• [Problem requirements]: Collect the lines of the entries where "page" shows up.
Start Data supplied
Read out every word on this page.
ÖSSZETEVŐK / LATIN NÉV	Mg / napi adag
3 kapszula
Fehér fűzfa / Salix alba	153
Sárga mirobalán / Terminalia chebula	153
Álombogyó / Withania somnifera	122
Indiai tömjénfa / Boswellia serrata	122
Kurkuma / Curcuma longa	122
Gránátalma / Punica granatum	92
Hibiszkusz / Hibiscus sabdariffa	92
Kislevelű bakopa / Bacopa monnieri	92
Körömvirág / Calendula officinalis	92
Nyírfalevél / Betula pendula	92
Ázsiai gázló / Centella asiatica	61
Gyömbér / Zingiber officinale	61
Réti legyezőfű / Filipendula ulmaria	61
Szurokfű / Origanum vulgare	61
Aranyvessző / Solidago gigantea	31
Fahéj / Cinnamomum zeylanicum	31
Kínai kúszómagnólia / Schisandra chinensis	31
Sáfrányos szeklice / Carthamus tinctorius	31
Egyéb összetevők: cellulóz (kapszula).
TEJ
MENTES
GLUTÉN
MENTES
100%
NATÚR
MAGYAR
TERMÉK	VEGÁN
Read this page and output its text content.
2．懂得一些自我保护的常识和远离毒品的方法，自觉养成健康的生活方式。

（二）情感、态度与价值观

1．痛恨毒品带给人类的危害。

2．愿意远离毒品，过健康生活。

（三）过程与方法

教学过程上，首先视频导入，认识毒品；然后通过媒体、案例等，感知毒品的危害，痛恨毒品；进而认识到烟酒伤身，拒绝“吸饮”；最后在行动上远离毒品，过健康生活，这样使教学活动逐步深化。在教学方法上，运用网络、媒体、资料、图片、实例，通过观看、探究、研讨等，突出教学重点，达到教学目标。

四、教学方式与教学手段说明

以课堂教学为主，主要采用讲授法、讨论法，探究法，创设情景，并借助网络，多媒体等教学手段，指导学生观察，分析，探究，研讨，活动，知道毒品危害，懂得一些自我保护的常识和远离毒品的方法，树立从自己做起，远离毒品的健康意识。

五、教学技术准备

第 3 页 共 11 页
End Data supplied
• [Output of the task]:
Read out every word on this page.
Read this page and output its text content.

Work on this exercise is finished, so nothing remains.